DATA →
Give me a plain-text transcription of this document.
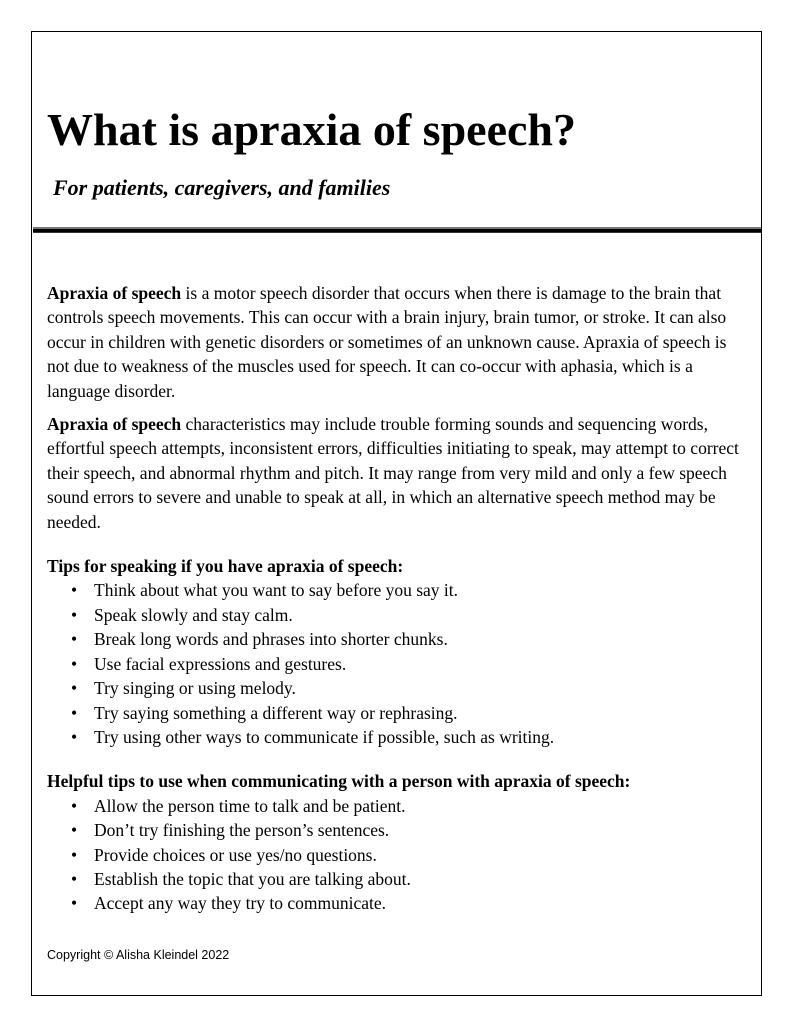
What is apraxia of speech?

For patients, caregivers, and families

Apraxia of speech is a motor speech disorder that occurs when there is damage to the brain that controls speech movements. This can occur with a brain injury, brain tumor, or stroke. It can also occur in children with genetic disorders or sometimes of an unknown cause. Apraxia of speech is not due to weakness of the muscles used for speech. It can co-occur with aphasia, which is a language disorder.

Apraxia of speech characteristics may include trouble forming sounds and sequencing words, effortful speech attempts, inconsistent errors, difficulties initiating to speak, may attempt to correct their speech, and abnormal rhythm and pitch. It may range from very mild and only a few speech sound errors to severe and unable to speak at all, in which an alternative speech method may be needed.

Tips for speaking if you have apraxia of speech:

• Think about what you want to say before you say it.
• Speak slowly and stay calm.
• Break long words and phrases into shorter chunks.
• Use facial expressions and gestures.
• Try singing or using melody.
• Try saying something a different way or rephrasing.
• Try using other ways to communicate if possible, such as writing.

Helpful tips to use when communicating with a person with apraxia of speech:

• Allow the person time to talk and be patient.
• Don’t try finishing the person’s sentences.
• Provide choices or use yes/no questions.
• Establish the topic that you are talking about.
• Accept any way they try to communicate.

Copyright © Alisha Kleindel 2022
==
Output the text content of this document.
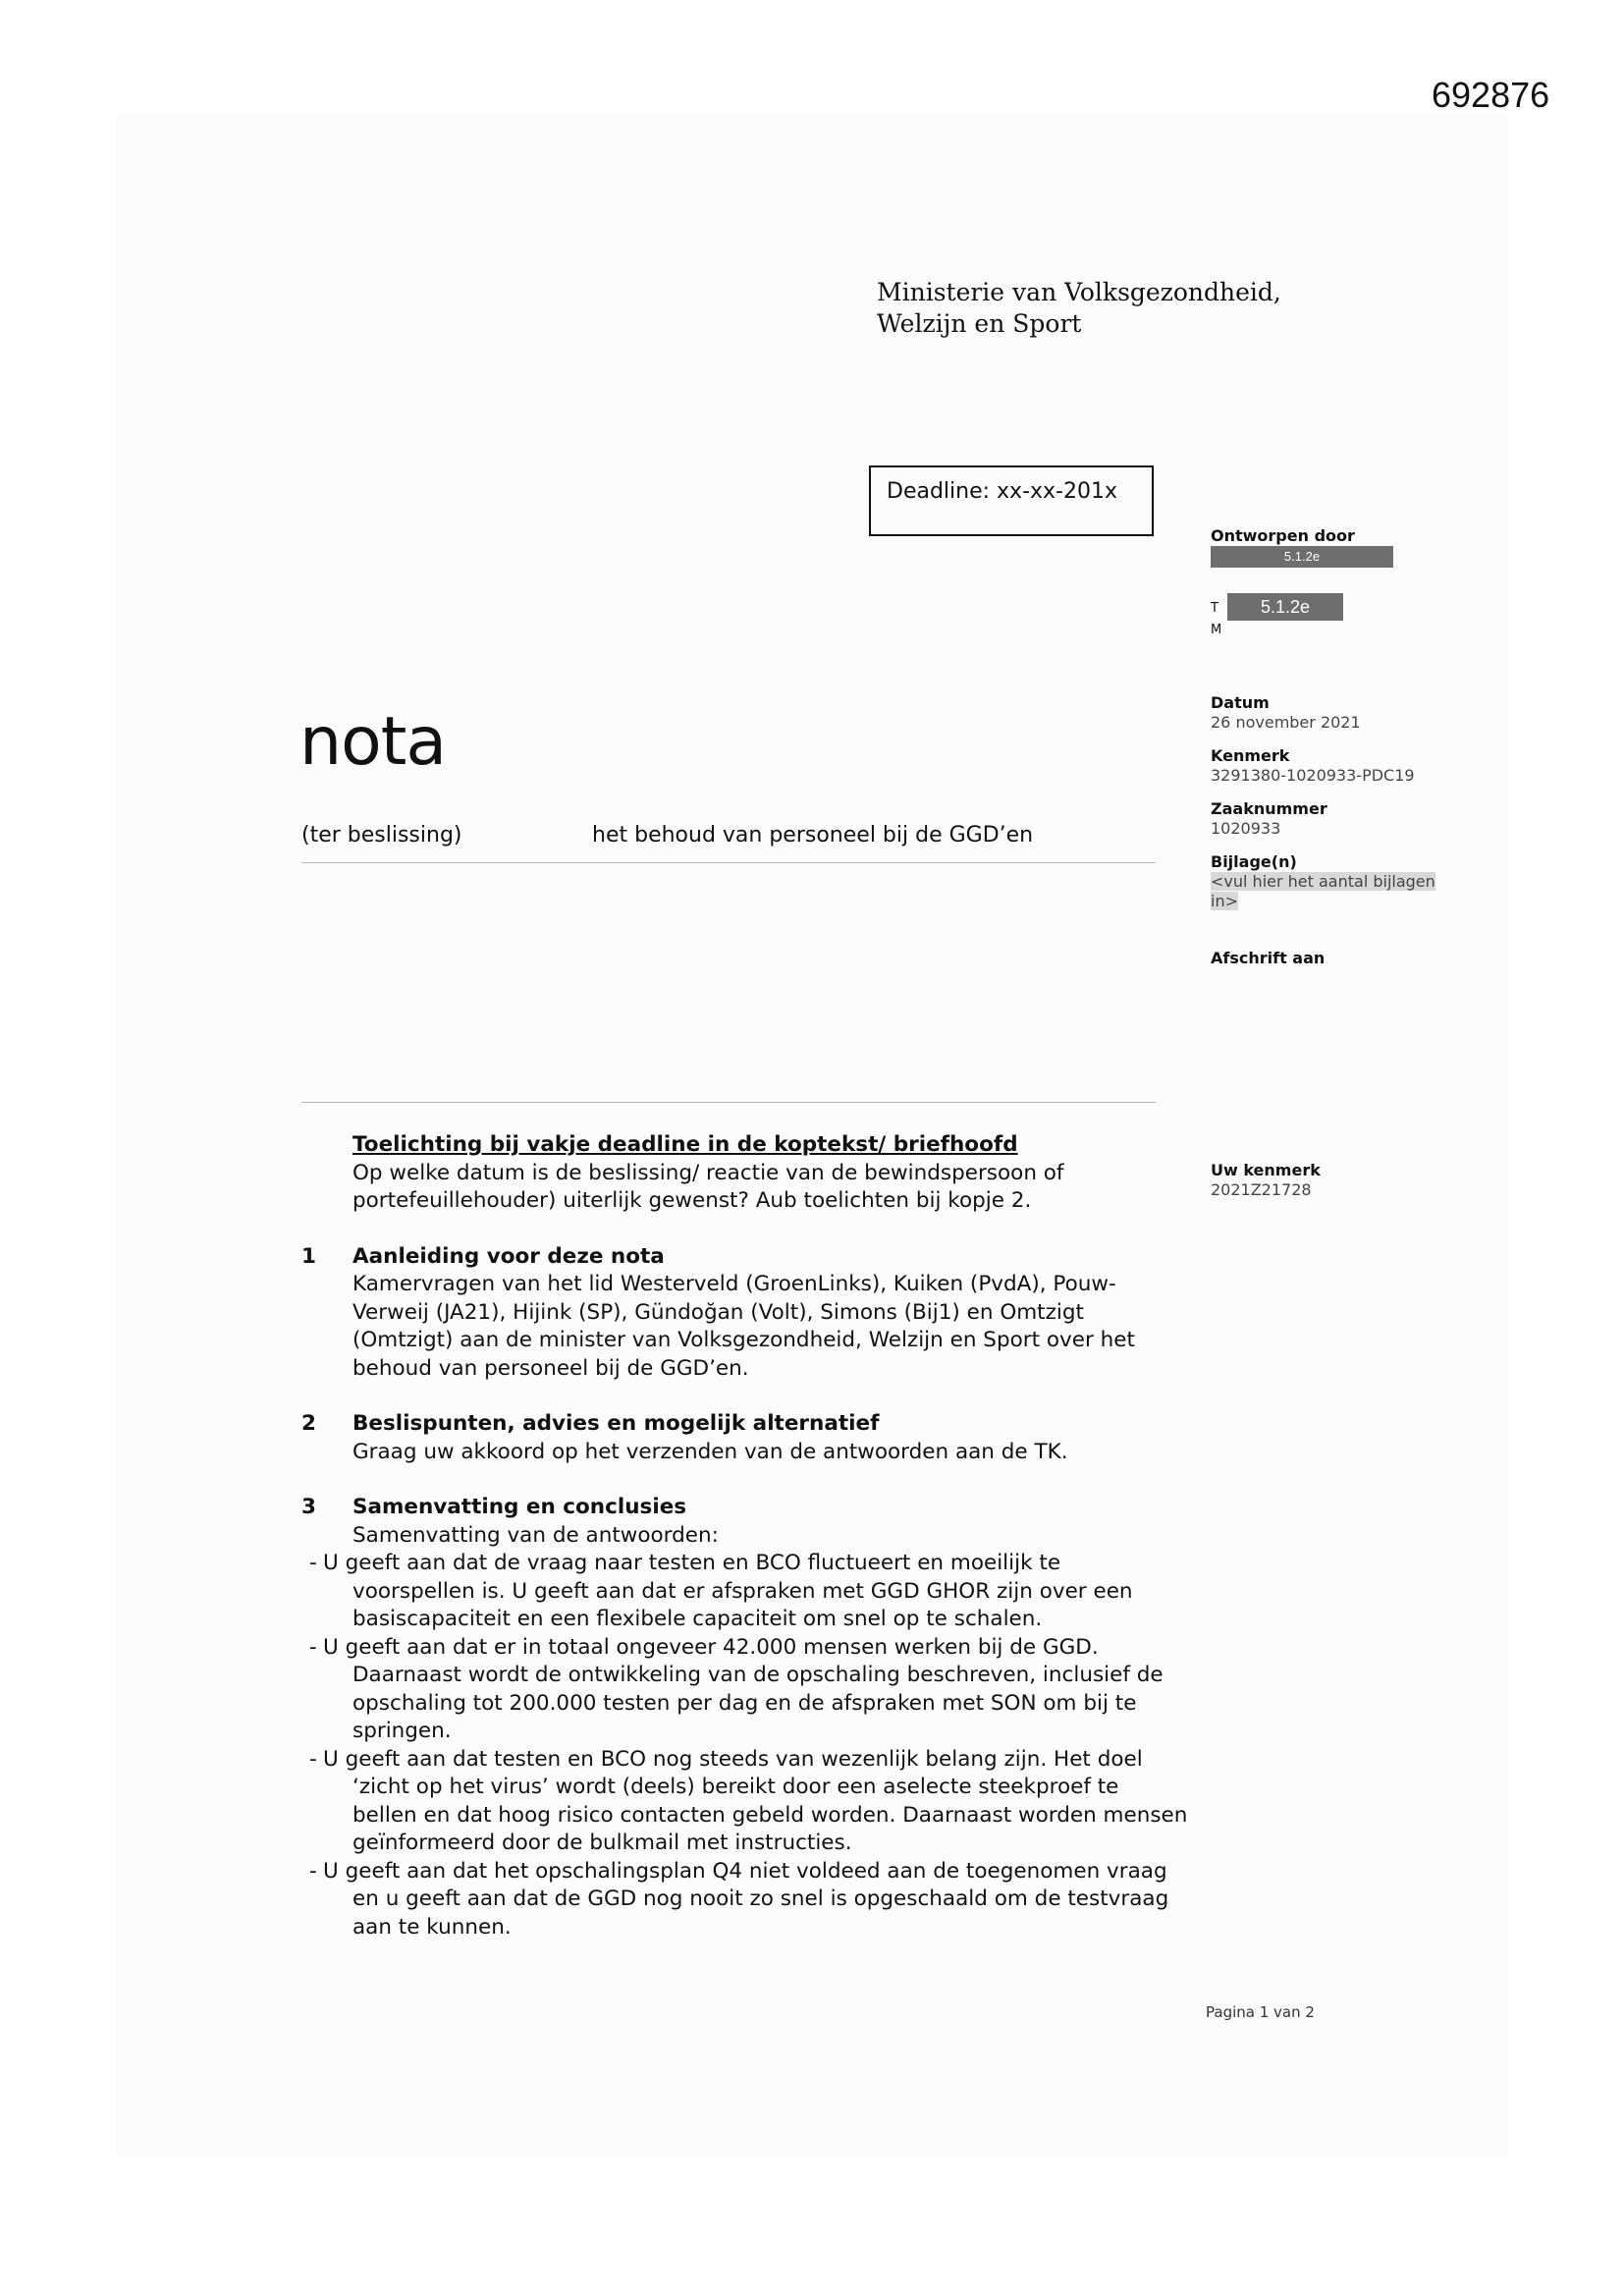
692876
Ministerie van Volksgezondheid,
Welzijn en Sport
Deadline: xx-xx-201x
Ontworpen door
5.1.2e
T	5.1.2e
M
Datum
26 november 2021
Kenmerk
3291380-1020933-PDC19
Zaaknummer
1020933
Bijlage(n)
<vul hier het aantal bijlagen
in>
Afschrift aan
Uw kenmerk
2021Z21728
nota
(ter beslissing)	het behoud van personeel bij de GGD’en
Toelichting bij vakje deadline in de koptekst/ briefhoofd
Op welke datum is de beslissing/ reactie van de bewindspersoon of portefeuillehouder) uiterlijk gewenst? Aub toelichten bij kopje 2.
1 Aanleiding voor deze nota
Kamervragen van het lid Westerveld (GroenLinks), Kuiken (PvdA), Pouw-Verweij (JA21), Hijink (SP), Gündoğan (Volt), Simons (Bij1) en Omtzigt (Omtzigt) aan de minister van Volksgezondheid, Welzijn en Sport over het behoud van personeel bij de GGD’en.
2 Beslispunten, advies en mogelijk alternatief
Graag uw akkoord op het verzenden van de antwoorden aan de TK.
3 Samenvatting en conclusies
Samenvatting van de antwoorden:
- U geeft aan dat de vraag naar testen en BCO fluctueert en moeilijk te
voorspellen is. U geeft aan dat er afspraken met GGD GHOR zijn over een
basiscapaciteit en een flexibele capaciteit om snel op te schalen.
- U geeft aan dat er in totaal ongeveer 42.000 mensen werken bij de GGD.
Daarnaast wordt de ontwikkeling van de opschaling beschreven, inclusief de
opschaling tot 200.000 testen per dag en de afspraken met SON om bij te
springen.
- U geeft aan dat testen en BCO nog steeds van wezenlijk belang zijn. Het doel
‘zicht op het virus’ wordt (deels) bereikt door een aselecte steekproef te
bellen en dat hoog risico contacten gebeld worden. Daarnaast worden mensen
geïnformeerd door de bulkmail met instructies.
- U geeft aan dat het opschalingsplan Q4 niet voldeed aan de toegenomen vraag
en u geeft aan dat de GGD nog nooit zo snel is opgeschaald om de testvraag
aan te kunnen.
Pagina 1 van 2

DIRECTIONS → Tally the lines of the records that contain the word "Samenvatting", then give only the tally.

EXERCISE ANSWER → 2